-- start Input --
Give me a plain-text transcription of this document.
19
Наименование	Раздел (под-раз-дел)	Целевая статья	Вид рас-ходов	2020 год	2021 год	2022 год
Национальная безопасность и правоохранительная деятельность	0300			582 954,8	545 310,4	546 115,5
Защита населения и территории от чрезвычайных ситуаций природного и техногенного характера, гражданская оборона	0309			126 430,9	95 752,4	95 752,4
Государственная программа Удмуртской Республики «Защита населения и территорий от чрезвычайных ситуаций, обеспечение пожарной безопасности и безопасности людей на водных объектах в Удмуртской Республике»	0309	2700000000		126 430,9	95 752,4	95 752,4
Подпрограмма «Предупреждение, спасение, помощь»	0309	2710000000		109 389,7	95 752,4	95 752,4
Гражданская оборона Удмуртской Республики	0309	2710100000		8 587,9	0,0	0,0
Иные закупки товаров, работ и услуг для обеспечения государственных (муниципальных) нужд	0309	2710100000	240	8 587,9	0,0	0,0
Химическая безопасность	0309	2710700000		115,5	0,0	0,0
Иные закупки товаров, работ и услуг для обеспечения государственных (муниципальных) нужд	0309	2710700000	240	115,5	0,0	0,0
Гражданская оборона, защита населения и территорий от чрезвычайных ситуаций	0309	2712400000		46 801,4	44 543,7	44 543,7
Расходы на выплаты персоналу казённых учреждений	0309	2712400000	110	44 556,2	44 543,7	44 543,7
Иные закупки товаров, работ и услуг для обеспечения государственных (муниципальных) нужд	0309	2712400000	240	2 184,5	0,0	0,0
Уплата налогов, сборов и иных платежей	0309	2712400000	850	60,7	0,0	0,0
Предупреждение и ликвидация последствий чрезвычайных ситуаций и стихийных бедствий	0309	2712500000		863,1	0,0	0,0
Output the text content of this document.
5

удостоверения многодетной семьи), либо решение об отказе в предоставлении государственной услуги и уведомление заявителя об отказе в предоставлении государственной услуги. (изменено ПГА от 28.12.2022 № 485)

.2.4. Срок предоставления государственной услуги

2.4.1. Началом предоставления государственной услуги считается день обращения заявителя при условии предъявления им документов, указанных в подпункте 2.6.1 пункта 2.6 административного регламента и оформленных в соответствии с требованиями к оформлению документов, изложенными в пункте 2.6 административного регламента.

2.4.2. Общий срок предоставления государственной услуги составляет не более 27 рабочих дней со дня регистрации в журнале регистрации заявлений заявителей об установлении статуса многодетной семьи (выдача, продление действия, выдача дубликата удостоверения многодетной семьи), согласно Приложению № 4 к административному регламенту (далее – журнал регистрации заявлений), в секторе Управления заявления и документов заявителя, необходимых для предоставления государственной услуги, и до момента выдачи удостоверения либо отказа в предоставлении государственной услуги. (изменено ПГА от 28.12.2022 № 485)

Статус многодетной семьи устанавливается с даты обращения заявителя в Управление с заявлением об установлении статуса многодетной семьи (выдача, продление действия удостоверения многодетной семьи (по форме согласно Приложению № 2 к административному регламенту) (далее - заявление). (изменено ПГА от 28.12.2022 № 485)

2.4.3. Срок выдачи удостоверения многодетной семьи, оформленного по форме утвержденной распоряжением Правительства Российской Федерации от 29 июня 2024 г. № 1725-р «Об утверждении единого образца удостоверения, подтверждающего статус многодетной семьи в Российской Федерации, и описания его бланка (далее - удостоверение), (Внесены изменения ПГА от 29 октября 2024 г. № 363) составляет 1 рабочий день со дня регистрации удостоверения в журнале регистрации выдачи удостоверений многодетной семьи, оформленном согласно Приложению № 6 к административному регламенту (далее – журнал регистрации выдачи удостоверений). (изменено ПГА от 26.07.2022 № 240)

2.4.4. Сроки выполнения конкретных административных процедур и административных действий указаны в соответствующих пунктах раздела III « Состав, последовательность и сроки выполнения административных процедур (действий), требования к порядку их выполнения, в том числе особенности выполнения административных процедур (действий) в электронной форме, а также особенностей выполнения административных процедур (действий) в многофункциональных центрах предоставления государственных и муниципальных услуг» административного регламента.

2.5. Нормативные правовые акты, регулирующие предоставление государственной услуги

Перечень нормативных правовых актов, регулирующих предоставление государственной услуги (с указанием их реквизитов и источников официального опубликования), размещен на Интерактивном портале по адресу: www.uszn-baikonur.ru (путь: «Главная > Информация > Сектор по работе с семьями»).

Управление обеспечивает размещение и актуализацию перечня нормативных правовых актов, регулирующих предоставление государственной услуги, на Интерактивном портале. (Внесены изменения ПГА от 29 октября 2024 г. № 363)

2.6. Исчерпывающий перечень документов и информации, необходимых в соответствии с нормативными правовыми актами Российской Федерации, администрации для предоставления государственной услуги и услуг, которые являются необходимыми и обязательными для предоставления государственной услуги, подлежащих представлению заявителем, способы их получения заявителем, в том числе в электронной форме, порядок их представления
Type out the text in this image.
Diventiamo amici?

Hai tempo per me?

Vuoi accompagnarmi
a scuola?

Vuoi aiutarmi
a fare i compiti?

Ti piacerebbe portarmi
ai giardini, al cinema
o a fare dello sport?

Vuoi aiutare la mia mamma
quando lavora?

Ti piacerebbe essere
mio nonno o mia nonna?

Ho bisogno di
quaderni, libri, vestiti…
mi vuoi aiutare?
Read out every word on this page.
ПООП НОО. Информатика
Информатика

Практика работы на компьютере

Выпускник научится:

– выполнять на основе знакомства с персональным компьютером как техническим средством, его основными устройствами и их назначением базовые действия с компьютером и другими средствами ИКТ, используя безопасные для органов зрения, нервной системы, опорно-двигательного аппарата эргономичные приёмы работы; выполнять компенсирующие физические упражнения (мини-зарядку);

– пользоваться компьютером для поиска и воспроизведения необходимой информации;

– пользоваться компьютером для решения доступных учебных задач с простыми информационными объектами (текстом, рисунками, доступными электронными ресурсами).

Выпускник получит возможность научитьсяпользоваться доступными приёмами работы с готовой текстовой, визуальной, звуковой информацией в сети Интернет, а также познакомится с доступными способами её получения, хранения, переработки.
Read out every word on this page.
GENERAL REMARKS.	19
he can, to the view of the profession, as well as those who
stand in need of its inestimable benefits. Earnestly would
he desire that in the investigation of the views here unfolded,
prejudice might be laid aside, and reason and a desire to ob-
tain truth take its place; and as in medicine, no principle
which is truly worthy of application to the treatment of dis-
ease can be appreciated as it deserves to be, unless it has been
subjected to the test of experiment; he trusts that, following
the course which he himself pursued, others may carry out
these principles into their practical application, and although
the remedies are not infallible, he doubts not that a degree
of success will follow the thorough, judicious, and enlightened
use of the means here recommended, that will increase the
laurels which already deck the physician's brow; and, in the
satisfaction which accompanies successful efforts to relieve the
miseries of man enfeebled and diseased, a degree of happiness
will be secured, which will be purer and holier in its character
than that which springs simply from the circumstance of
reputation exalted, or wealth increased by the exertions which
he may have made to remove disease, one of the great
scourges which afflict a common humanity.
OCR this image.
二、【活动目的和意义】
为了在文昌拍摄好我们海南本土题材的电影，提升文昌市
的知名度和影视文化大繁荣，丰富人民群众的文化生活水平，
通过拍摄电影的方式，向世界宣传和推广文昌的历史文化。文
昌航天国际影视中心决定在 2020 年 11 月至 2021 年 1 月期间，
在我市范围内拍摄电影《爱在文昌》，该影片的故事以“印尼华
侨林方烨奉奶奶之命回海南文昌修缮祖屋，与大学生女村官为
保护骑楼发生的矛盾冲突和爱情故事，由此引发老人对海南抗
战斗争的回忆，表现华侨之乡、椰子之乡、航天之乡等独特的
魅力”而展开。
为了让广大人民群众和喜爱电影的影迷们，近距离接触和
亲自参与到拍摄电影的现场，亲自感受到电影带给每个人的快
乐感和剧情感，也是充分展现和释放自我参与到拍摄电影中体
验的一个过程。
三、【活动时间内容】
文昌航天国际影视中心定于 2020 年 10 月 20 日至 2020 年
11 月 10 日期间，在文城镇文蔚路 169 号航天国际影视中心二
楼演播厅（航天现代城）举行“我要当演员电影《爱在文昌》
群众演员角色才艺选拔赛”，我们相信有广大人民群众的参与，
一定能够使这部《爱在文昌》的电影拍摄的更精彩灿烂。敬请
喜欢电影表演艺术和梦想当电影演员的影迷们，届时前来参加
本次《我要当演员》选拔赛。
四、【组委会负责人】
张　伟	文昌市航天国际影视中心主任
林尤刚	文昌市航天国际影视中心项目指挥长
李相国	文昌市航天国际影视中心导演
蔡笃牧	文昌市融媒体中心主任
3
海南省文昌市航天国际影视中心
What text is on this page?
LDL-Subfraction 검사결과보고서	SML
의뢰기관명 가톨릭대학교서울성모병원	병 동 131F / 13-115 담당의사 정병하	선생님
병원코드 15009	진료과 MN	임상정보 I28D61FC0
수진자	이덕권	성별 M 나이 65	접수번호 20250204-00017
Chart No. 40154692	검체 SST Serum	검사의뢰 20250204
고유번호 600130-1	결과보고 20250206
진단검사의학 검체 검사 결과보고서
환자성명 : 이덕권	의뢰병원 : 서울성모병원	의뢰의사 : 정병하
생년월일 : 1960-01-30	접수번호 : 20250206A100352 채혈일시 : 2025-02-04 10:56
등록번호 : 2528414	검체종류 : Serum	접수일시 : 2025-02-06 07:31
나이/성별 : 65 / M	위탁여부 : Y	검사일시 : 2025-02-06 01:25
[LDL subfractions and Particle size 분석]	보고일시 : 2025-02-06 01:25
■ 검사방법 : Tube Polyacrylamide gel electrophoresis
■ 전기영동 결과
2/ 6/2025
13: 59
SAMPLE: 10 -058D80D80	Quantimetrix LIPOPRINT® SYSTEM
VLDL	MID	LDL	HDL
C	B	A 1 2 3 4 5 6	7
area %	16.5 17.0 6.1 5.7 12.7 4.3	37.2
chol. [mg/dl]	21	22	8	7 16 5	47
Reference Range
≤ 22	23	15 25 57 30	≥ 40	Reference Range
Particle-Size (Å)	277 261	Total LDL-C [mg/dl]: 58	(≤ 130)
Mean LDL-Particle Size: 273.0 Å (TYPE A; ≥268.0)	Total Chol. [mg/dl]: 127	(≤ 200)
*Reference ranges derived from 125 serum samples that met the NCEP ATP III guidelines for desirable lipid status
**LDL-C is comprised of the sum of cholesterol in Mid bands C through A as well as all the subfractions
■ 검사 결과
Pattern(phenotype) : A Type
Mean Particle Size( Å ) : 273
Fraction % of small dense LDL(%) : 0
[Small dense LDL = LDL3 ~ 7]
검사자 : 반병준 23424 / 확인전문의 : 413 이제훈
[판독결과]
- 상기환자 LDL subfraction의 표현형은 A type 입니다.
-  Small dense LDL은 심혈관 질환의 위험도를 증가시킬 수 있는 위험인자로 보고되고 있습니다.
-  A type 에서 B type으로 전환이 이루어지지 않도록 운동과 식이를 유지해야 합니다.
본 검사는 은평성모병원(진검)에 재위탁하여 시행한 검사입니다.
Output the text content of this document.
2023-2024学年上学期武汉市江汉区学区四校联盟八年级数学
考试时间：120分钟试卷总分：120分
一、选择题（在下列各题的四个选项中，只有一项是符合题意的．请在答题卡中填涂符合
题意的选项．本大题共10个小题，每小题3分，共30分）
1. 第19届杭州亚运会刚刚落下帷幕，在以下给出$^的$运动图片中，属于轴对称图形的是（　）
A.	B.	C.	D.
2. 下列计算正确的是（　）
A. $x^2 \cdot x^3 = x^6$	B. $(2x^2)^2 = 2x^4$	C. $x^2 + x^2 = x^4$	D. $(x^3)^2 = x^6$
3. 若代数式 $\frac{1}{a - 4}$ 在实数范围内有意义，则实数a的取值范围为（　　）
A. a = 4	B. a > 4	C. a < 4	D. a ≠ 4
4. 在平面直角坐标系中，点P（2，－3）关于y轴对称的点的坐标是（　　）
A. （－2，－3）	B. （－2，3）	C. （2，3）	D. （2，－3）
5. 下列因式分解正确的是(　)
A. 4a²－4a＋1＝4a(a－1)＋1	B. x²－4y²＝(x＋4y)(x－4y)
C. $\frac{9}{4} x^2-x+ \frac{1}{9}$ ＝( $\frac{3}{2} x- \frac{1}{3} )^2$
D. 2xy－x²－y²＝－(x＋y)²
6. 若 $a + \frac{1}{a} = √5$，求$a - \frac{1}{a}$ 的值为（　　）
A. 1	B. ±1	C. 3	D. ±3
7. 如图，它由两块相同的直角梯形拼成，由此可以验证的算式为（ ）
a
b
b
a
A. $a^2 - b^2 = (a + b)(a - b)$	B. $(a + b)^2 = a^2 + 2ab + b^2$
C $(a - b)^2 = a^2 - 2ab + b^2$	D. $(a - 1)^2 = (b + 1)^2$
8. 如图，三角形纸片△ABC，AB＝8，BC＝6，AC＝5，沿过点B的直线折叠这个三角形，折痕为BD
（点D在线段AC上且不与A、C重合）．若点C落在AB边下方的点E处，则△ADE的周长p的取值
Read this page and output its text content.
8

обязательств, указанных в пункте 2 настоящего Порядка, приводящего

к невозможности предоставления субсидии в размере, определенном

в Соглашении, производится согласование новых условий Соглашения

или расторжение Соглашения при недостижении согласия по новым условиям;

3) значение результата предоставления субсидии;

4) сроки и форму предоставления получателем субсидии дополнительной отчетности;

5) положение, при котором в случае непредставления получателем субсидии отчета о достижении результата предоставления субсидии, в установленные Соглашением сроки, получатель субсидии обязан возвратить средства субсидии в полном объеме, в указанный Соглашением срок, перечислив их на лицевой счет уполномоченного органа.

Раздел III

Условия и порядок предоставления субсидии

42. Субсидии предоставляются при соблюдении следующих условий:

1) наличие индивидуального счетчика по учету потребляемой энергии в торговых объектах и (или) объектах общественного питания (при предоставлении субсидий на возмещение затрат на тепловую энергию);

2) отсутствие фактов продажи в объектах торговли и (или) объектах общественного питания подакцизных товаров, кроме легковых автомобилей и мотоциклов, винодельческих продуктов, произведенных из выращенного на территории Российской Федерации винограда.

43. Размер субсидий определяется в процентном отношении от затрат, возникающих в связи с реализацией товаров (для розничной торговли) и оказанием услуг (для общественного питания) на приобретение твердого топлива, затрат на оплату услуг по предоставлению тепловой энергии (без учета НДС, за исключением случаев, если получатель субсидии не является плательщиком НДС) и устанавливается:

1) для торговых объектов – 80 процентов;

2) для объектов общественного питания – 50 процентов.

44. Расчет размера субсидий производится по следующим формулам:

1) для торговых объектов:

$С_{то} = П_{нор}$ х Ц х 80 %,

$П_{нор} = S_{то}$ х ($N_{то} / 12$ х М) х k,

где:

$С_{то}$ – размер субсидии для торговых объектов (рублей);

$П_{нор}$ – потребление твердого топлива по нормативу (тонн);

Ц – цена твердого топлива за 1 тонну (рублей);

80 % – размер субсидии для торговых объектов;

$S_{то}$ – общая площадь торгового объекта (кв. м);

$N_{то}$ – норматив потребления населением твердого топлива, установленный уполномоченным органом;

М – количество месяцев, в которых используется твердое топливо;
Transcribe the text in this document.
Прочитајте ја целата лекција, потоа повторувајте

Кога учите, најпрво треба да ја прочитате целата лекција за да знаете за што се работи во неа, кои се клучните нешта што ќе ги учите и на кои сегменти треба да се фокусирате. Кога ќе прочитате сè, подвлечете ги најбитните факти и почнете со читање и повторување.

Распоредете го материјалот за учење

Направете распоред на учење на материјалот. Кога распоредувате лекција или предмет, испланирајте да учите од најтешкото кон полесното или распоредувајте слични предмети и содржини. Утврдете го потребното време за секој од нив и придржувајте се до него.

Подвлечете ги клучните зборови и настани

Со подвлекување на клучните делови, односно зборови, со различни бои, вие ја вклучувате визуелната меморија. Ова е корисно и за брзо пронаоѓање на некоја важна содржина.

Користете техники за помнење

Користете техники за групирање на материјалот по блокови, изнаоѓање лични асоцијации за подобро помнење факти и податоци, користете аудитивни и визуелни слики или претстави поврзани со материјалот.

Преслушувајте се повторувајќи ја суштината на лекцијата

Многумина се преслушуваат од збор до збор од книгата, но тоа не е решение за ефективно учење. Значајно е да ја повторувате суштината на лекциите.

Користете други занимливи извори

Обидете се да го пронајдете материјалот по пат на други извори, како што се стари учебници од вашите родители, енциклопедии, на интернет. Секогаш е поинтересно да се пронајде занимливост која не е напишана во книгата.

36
-- end Input --
→ Problem
Go through the listing above and work out how many lines contain the string "application". Reply with the number alone.

→ Expected output
2